==== Available data ====

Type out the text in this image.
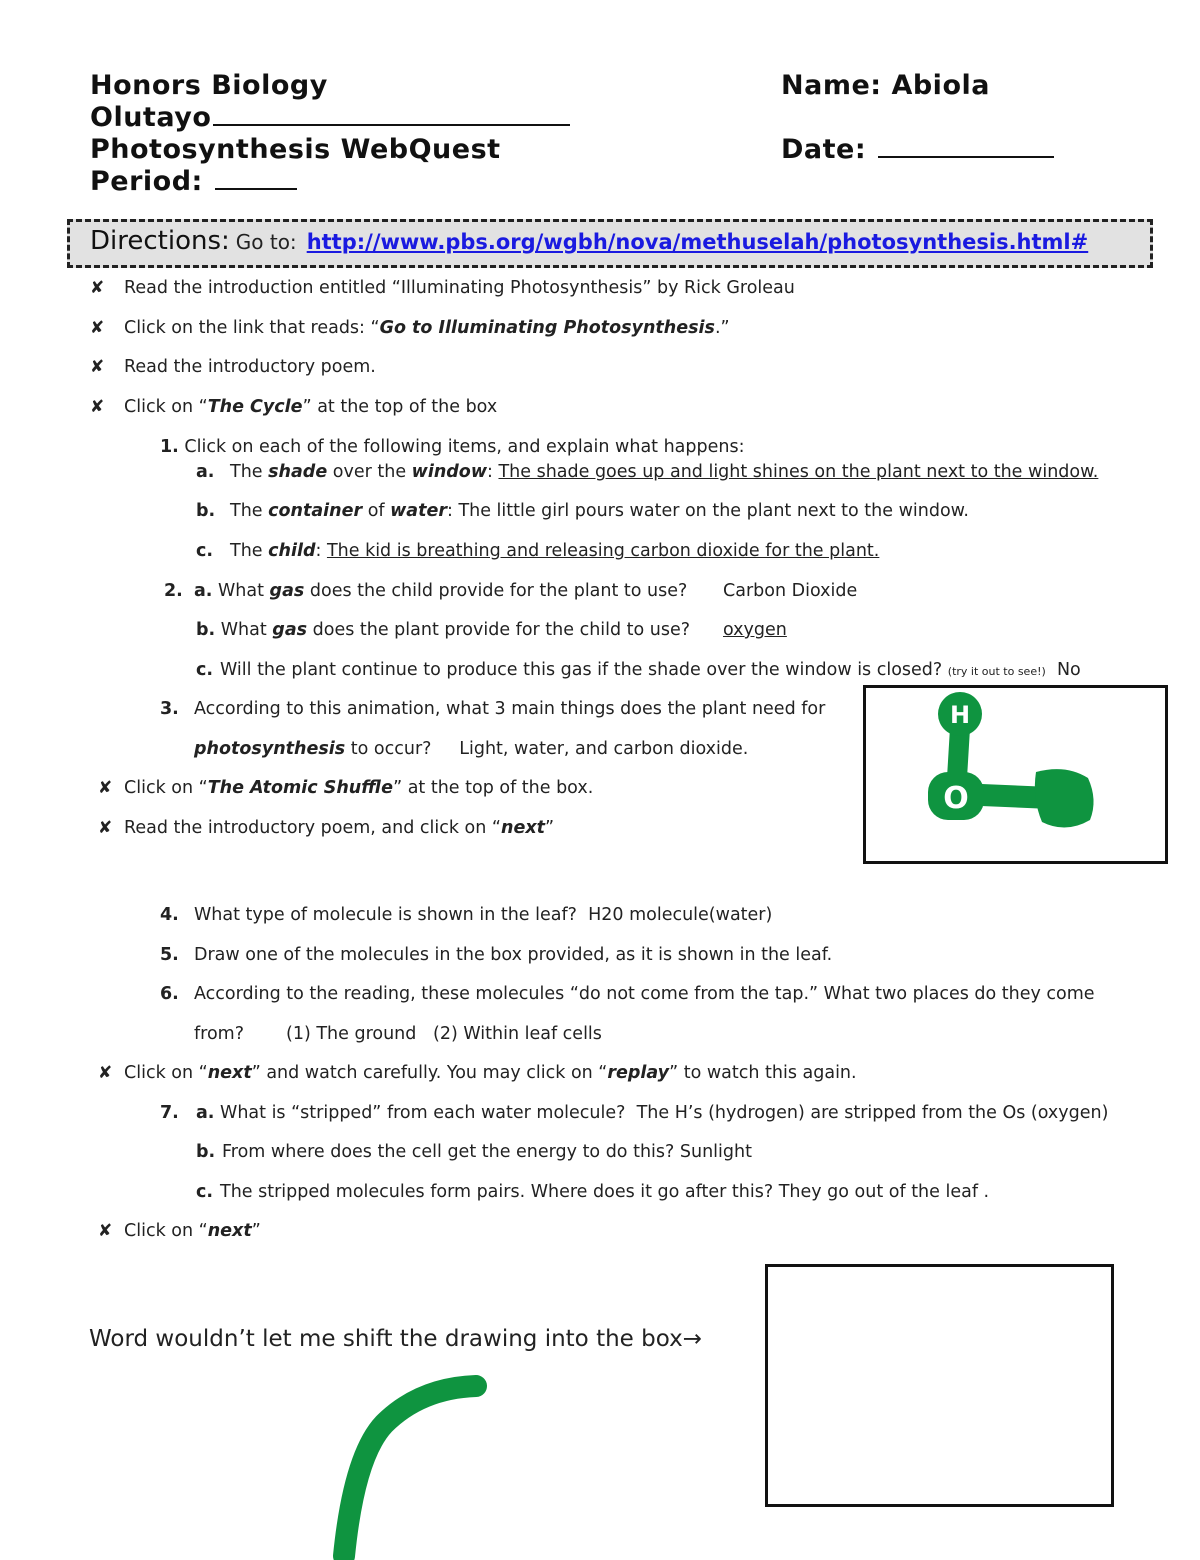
Honors Biology	Name: Abiola
Olutayo
Photosynthesis WebQuest	Date:
Period:
Directions: Go to: http://www.pbs.org/wgbh/nova/methuselah/photosynthesis.html#
✘ Read the introduction entitled “Illuminating Photosynthesis” by Rick Groleau
✘ Click on the link that reads: “Go to Illuminating Photosynthesis.”
✘ Read the introductory poem.
✘ Click on “The Cycle” at the top of the box
1. Click on each of the following items, and explain what happens:
a. The shade over the window: The shade goes up and light shines on the plant next to the window.
b. The container of water: The little girl pours water on the plant next to the window.
c. The child: The kid is breathing and releasing carbon dioxide for the plant.
2. a. What gas does the child provide for the plant to use? Carbon Dioxide
b. What gas does the plant provide for the child to use? oxygen
c. Will the plant continue to produce this gas if the shade over the window is closed? (try it out to see!) No
3. According to this animation, what 3 main things does the plant need for
photosynthesis to occur? Light, water, and carbon dioxide.
H
O
✘ Click on “The Atomic Shuffle” at the top of the box.
✘ Read the introductory poem, and click on “next”
4. What type of molecule is shown in the leaf? H20 molecule(water)
5. Draw one of the molecules in the box provided, as it is shown in the leaf.
6. According to the reading, these molecules “do not come from the tap.” What two places do they come
from? (1) The ground (2) Within leaf cells
✘ Click on “next” and watch carefully. You may click on “replay” to watch this again.
7. a. What is “stripped” from each water molecule? The H’s (hydrogen) are stripped from the Os (oxygen)
b. From where does the cell get the energy to do this? Sunlight
c. The stripped molecules form pairs. Where does it go after this? They go out of the leaf .
✘ Click on “next”
Word wouldn’t let me shift the drawing into the box→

====

● **Your goal**: Among the lines above, find those with the word "According". Copy them.

● **Task result**:
3. According to this animation, what 3 main things does the plant need for
6. According to the reading, these molecules “do not come from the tap.” What two places do they come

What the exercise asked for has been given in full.